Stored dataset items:

──────────────────────────────

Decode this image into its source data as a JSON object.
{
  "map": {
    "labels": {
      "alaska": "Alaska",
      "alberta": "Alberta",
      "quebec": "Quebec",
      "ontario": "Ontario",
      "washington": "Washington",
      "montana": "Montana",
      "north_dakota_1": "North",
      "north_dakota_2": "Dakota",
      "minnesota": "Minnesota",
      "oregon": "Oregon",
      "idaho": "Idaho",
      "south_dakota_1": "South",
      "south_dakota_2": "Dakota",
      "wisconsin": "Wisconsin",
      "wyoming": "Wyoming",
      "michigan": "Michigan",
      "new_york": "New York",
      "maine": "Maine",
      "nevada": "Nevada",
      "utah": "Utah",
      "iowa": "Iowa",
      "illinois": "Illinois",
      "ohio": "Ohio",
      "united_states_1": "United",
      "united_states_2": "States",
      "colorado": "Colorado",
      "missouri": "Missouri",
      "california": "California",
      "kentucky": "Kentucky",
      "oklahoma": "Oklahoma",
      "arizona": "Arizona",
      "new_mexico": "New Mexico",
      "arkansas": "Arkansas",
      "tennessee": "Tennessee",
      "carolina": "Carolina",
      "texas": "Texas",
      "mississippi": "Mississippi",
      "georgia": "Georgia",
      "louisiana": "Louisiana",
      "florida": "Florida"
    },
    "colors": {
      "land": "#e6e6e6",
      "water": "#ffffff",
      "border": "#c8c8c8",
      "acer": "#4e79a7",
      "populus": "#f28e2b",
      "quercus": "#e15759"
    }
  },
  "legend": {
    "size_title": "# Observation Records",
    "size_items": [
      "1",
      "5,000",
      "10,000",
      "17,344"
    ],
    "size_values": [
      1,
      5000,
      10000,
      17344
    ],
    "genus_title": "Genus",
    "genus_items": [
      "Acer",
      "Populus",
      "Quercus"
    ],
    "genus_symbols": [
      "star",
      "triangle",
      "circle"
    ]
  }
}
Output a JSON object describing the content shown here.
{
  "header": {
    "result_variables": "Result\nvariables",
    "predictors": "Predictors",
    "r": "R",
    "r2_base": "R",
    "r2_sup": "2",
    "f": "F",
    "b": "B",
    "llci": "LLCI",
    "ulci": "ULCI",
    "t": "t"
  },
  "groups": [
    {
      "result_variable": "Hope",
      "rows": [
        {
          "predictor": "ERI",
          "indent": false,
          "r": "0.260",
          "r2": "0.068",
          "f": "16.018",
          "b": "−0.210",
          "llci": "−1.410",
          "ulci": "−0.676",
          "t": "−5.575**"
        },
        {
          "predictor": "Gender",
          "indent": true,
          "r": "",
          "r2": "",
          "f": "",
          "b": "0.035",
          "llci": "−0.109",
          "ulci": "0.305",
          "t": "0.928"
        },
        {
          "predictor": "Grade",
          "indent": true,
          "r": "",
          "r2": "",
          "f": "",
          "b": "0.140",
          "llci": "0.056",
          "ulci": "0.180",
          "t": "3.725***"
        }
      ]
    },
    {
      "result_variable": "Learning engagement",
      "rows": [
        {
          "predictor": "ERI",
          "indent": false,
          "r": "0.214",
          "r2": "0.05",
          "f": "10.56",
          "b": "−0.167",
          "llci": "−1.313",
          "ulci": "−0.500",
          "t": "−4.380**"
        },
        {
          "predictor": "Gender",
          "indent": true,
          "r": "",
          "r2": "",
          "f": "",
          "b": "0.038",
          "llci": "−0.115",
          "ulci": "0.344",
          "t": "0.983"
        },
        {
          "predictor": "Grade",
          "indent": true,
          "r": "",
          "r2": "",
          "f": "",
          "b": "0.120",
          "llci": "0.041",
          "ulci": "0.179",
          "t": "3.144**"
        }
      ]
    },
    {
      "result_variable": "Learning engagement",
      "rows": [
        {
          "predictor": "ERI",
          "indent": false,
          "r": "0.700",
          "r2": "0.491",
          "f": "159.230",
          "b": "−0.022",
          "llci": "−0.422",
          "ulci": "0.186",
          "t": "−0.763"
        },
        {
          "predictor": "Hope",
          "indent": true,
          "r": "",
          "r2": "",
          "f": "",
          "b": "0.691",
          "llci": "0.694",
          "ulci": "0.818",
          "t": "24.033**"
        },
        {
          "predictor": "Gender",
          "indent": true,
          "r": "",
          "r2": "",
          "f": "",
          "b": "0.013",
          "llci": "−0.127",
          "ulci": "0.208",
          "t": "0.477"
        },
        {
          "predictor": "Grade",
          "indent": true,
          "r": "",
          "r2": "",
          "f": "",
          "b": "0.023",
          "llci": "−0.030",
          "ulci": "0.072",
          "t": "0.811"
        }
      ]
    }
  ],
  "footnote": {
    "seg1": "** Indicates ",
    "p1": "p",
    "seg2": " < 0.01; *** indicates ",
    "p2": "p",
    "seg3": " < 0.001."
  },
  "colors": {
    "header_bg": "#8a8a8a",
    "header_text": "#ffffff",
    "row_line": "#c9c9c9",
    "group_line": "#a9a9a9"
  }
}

──────────────────────────────

## YOUR OBJECTIVE
Each line in the material above must be retyped without alteration.

## RESPONSE TO THE EXERCISE
Decode this image into its source data as a JSON object.
{
  "map": {
    "labels": {
      "alaska": "Alaska",
      "alberta": "Alberta",
      "quebec": "Quebec",
      "ontario": "Ontario",
      "washington": "Washington",
      "montana": "Montana",
      "north_dakota_1": "North",
      "north_dakota_2": "Dakota",
      "minnesota": "Minnesota",
      "oregon": "Oregon",
      "idaho": "Idaho",
      "south_dakota_1": "South",
      "south_dakota_2": "Dakota",
      "wisconsin": "Wisconsin",
      "wyoming": "Wyoming",
      "michigan": "Michigan",
      "new_york": "New York",
      "maine": "Maine",
      "nevada": "Nevada",
      "utah": "Utah",
      "iowa": "Iowa",
      "illinois": "Illinois",
      "ohio": "Ohio",
      "united_states_1": "United",
      "united_states_2": "States",
      "colorado": "Colorado",
      "missouri": "Missouri",
      "california": "California",
      "kentucky": "Kentucky",
      "oklahoma": "Oklahoma",
      "arizona": "Arizona",
      "new_mexico": "New Mexico",
      "arkansas": "Arkansas",
      "tennessee": "Tennessee",
      "carolina": "Carolina",
      "texas": "Texas",
      "mississippi": "Mississippi",
      "georgia": "Georgia",
      "louisiana": "Louisiana",
      "florida": "Florida"
    },
    "colors": {
      "land": "#e6e6e6",
      "water": "#ffffff",
      "border": "#c8c8c8",
      "acer": "#4e79a7",
      "populus": "#f28e2b",
      "quercus": "#e15759"
    }
  },
  "legend": {
    "size_title": "# Observation Records",
    "size_items": [
      "1",
      "5,000",
      "10,000",
      "17,344"
    ],
    "size_values": [
      1,
      5000,
      10000,
      17344
    ],
    "genus_title": "Genus",
    "genus_items": [
      "Acer",
      "Populus",
      "Quercus"
    ],
    "genus_symbols": [
      "star",
      "triangle",
      "circle"
    ]
  }
}
Output a JSON object describing the content shown here.
{
  "header": {
    "result_variables": "Result\nvariables",
    "predictors": "Predictors",
    "r": "R",
    "r2_base": "R",
    "r2_sup": "2",
    "f": "F",
    "b": "B",
    "llci": "LLCI",
    "ulci": "ULCI",
    "t": "t"
  },
  "groups": [
    {
      "result_variable": "Hope",
      "rows": [
        {
          "predictor": "ERI",
          "indent": false,
          "r": "0.260",
          "r2": "0.068",
          "f": "16.018",
          "b": "−0.210",
          "llci": "−1.410",
          "ulci": "−0.676",
          "t": "−5.575**"
        },
        {
          "predictor": "Gender",
          "indent": true,
          "r": "",
          "r2": "",
          "f": "",
          "b": "0.035",
          "llci": "−0.109",
          "ulci": "0.305",
          "t": "0.928"
        },
        {
          "predictor": "Grade",
          "indent": true,
          "r": "",
          "r2": "",
          "f": "",
          "b": "0.140",
          "llci": "0.056",
          "ulci": "0.180",
          "t": "3.725***"
        }
      ]
    },
    {
      "result_variable": "Learning engagement",
      "rows": [
        {
          "predictor": "ERI",
          "indent": false,
          "r": "0.214",
          "r2": "0.05",
          "f": "10.56",
          "b": "−0.167",
          "llci": "−1.313",
          "ulci": "−0.500",
          "t": "−4.380**"
        },
        {
          "predictor": "Gender",
          "indent": true,
          "r": "",
          "r2": "",
          "f": "",
          "b": "0.038",
          "llci": "−0.115",
          "ulci": "0.344",
          "t": "0.983"
        },
        {
          "predictor": "Grade",
          "indent": true,
          "r": "",
          "r2": "",
          "f": "",
          "b": "0.120",
          "llci": "0.041",
          "ulci": "0.179",
          "t": "3.144**"
        }
      ]
    },
    {
      "result_variable": "Learning engagement",
      "rows": [
        {
          "predictor": "ERI",
          "indent": false,
          "r": "0.700",
          "r2": "0.491",
          "f": "159.230",
          "b": "−0.022",
          "llci": "−0.422",
          "ulci": "0.186",
          "t": "−0.763"
        },
        {
          "predictor": "Hope",
          "indent": true,
          "r": "",
          "r2": "",
          "f": "",
          "b": "0.691",
          "llci": "0.694",
          "ulci": "0.818",
          "t": "24.033**"
        },
        {
          "predictor": "Gender",
          "indent": true,
          "r": "",
          "r2": "",
          "f": "",
          "b": "0.013",
          "llci": "−0.127",
          "ulci": "0.208",
          "t": "0.477"
        },
        {
          "predictor": "Grade",
          "indent": true,
          "r": "",
          "r2": "",
          "f": "",
          "b": "0.023",
          "llci": "−0.030",
          "ulci": "0.072",
          "t": "0.811"
        }
      ]
    }
  ],
  "footnote": {
    "seg1": "** Indicates ",
    "p1": "p",
    "seg2": " < 0.01; *** indicates ",
    "p2": "p",
    "seg3": " < 0.001."
  },
  "colors": {
    "header_bg": "#8a8a8a",
    "header_text": "#ffffff",
    "row_line": "#c9c9c9",
    "group_line": "#a9a9a9"
  }
}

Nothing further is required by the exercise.